*Problem to solve*. What lines of the data hold the string "from"? Pull each one out.

*The input*.
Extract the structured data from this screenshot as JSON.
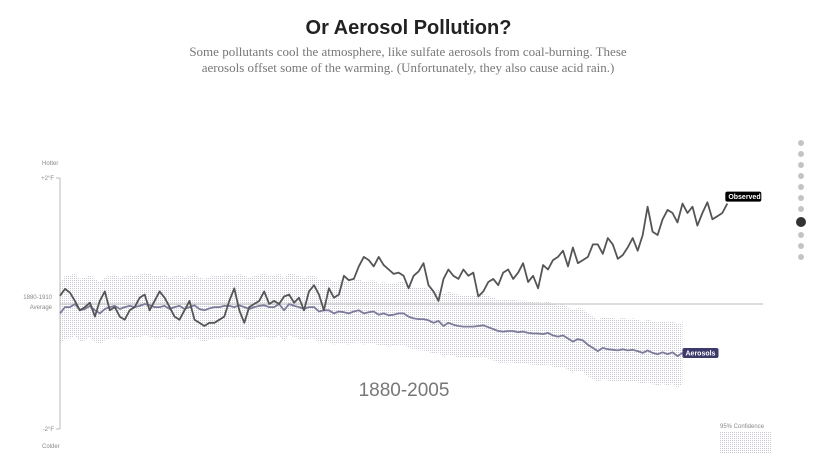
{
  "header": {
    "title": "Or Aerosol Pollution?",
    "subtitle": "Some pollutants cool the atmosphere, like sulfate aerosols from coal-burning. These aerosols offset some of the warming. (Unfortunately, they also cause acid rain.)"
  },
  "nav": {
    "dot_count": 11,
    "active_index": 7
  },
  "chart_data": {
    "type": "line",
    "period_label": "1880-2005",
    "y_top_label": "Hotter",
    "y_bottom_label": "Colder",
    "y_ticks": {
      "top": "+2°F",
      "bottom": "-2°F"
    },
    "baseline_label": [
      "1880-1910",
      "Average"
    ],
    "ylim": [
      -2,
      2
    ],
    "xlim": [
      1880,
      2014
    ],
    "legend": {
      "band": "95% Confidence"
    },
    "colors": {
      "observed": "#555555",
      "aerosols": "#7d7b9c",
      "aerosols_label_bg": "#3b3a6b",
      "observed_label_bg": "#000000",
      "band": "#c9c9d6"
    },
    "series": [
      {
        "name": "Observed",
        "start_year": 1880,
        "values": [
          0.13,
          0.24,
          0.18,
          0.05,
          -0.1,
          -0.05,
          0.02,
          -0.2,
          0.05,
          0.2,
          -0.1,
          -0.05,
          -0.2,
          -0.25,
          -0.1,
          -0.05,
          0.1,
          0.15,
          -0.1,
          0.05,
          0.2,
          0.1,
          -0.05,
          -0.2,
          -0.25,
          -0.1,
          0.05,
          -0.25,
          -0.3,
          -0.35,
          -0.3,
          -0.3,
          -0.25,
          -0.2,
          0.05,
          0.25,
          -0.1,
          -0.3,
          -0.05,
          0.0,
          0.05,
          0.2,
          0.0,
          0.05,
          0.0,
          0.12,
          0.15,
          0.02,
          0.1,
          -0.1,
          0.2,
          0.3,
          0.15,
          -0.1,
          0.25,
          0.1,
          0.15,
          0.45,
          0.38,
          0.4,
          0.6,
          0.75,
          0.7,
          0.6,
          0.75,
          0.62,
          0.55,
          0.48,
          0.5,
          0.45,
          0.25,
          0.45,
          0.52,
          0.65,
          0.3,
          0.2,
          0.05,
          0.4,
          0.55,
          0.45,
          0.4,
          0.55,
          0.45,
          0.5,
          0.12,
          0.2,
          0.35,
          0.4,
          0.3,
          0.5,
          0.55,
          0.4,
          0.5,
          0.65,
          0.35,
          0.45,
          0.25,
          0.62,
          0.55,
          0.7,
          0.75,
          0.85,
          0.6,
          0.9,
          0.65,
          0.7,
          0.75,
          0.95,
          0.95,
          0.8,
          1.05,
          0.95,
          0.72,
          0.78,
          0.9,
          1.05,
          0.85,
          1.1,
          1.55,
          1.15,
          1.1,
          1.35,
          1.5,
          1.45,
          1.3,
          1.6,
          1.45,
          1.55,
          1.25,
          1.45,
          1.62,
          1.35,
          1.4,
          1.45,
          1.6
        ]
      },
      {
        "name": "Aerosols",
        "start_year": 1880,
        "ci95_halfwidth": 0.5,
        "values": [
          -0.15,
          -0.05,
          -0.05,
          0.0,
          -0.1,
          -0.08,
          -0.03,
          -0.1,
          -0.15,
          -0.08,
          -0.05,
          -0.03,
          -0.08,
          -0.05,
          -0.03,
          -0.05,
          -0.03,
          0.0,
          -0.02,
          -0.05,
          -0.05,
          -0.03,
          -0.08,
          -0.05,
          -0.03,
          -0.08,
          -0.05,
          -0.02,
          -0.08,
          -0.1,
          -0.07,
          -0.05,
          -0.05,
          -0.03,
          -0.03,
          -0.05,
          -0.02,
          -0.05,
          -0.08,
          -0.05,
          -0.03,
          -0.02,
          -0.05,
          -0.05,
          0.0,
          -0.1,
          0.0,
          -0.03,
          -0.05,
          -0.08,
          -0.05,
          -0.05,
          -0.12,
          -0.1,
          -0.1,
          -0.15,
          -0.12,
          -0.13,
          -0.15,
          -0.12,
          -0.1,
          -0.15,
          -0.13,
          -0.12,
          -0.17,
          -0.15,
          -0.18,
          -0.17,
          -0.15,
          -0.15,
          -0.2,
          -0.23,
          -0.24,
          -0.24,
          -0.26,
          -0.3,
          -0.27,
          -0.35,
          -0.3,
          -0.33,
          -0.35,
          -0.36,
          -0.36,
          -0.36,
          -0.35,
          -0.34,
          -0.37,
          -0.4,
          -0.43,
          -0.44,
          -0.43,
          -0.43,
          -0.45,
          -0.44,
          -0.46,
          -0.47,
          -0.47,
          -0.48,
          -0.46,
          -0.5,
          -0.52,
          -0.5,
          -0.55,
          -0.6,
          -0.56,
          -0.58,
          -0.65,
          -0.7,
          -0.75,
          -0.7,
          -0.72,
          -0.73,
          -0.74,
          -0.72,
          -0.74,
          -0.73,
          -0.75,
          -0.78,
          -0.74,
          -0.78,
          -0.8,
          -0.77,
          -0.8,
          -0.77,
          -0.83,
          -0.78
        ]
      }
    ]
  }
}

...

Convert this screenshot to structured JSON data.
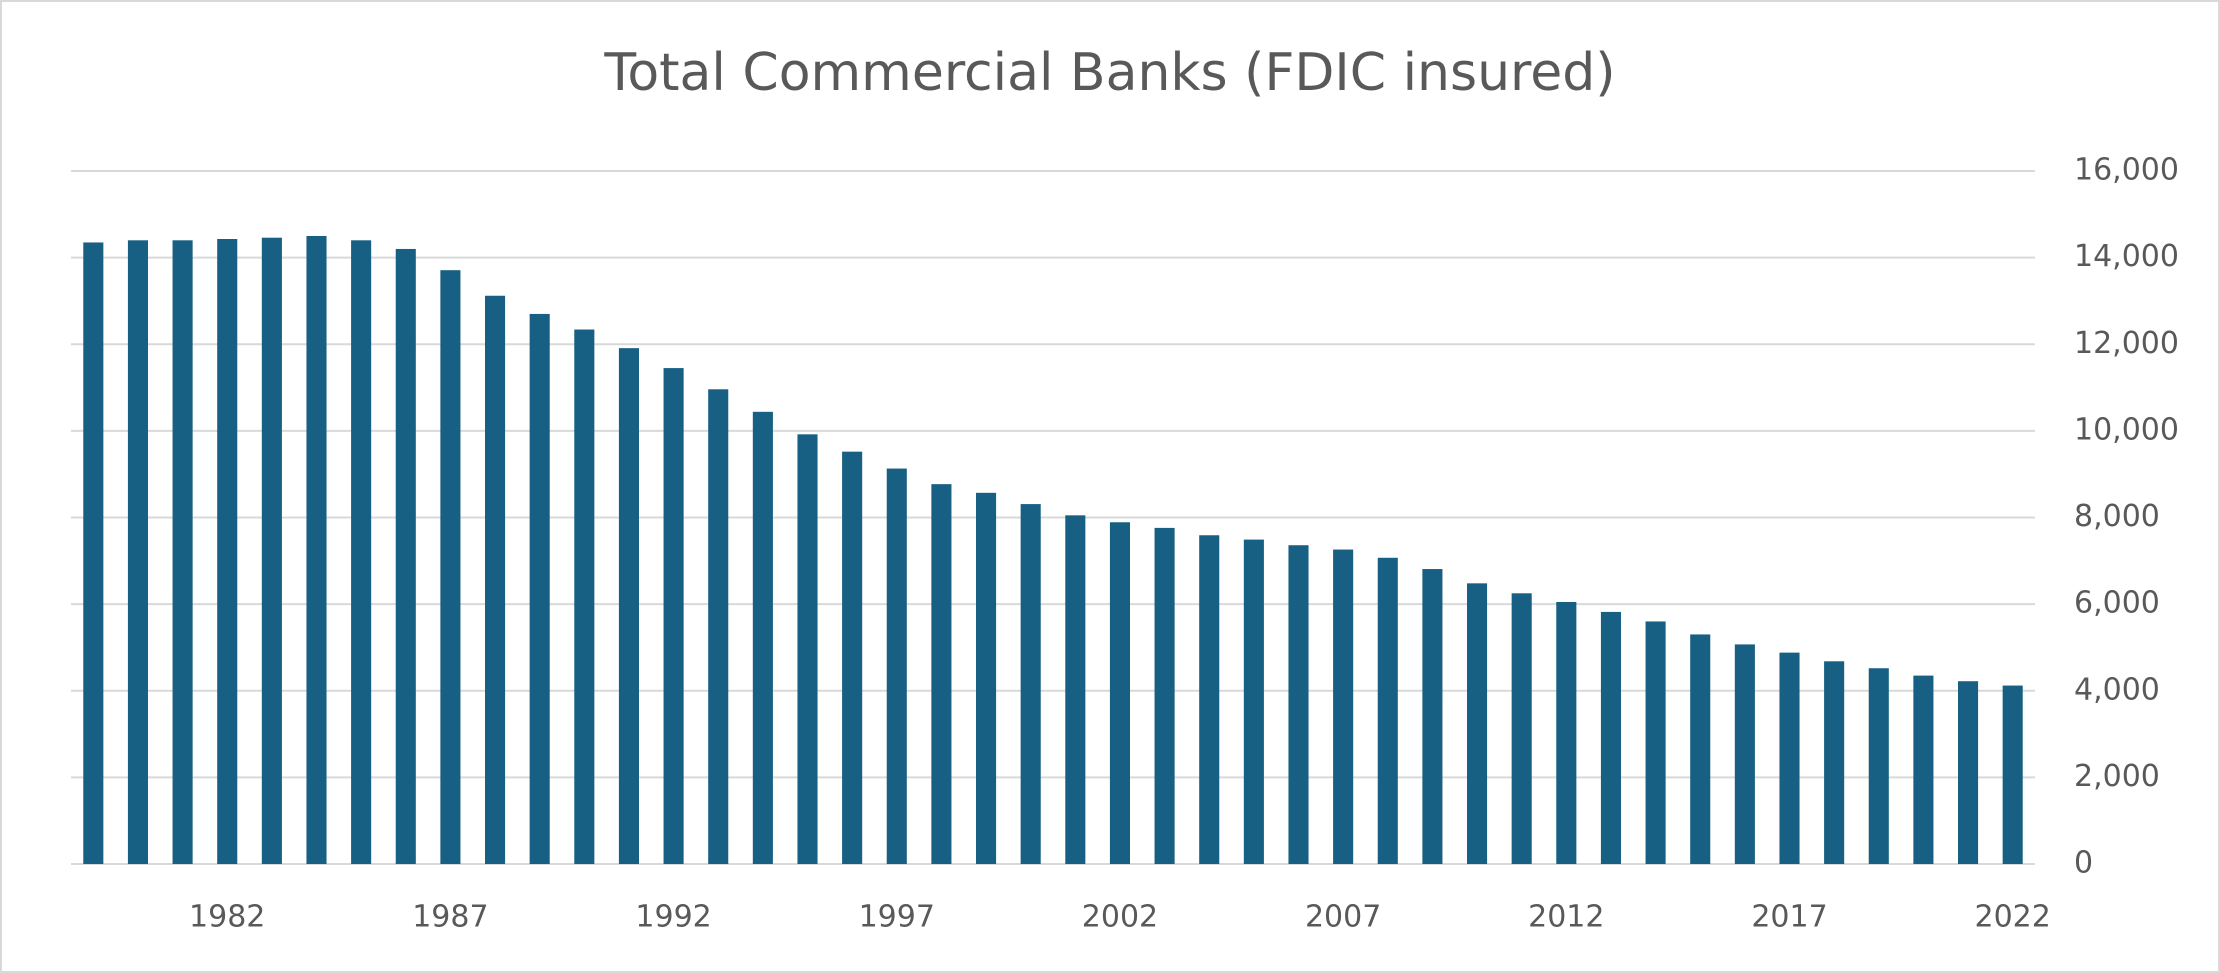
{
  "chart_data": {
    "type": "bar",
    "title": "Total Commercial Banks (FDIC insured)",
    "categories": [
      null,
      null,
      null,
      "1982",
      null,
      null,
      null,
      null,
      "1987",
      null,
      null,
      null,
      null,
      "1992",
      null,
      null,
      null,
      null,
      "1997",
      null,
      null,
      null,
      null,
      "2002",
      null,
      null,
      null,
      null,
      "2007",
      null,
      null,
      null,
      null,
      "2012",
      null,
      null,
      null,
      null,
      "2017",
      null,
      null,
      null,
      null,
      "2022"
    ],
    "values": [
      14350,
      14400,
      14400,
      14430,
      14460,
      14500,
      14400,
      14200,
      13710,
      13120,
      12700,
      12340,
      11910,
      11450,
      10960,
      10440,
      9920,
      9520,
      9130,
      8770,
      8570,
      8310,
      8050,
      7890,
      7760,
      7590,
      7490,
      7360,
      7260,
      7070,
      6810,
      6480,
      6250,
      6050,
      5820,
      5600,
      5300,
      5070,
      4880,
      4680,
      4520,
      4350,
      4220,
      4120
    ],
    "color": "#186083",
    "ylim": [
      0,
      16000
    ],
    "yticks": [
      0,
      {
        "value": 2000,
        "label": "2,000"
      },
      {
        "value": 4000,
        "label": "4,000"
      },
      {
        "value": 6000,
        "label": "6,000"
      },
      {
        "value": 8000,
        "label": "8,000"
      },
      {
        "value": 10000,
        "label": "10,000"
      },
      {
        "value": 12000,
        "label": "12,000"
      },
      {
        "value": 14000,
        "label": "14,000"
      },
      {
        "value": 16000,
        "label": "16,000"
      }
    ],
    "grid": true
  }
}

*Correct result*.
Extract the structured data from this screenshot as JSON.
    "subtitle": "Some pollutants cool the atmosphere, like sulfate aerosols from coal-burning. These aerosols offset some of the warming. (Unfortunately, they also cause acid rain.)"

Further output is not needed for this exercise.